- Direction
All of the data below should be written out exactly.
[Stored data start]
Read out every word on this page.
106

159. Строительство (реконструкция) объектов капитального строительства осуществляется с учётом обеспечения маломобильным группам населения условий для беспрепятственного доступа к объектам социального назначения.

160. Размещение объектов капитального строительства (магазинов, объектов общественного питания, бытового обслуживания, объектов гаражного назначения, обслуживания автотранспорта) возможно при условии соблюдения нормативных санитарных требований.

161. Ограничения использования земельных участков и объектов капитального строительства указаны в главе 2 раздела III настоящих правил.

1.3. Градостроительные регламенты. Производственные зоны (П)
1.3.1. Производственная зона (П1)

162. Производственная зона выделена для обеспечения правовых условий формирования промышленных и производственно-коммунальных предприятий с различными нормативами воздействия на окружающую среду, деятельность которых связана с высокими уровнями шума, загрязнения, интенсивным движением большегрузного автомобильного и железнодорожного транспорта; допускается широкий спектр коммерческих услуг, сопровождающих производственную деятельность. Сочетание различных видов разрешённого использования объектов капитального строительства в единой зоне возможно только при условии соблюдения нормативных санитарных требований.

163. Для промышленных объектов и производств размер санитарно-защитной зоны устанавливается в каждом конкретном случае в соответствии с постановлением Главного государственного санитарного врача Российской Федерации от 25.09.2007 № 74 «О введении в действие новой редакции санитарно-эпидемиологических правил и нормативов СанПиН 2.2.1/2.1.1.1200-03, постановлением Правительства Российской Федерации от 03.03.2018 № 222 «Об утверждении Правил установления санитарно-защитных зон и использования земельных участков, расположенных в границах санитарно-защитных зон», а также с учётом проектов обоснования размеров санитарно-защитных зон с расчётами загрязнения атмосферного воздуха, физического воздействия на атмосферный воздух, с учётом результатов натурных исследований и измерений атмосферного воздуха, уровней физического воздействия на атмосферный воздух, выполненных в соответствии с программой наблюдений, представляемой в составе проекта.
[Stored data end]
- Output of the task
Read out every word on this page.
106

159. Строительство (реконструкция) объектов капитального строительства осуществляется с учётом обеспечения маломобильным группам населения условий для беспрепятственного доступа к объектам социального назначения.

160. Размещение объектов капитального строительства (магазинов, объектов общественного питания, бытового обслуживания, объектов гаражного назначения, обслуживания автотранспорта) возможно при условии соблюдения нормативных санитарных требований.

161. Ограничения использования земельных участков и объектов капитального строительства указаны в главе 2 раздела III настоящих правил.

1.3. Градостроительные регламенты. Производственные зоны (П)
1.3.1. Производственная зона (П1)

162. Производственная зона выделена для обеспечения правовых условий формирования промышленных и производственно-коммунальных предприятий с различными нормативами воздействия на окружающую среду, деятельность которых связана с высокими уровнями шума, загрязнения, интенсивным движением большегрузного автомобильного и железнодорожного транспорта; допускается широкий спектр коммерческих услуг, сопровождающих производственную деятельность. Сочетание различных видов разрешённого использования объектов капитального строительства в единой зоне возможно только при условии соблюдения нормативных санитарных требований.

163. Для промышленных объектов и производств размер санитарно-защитной зоны устанавливается в каждом конкретном случае в соответствии с постановлением Главного государственного санитарного врача Российской Федерации от 25.09.2007 № 74 «О введении в действие новой редакции санитарно-эпидемиологических правил и нормативов СанПиН 2.2.1/2.1.1.1200-03, постановлением Правительства Российской Федерации от 03.03.2018 № 222 «Об утверждении Правил установления санитарно-защитных зон и использования земельных участков, расположенных в границах санитарно-защитных зон», а также с учётом проектов обоснования размеров санитарно-защитных зон с расчётами загрязнения атмосферного воздуха, физического воздействия на атмосферный воздух, с учётом результатов натурных исследований и измерений атмосферного воздуха, уровней физического воздействия на атмосферный воздух, выполненных в соответствии с программой наблюдений, представляемой в составе проекта.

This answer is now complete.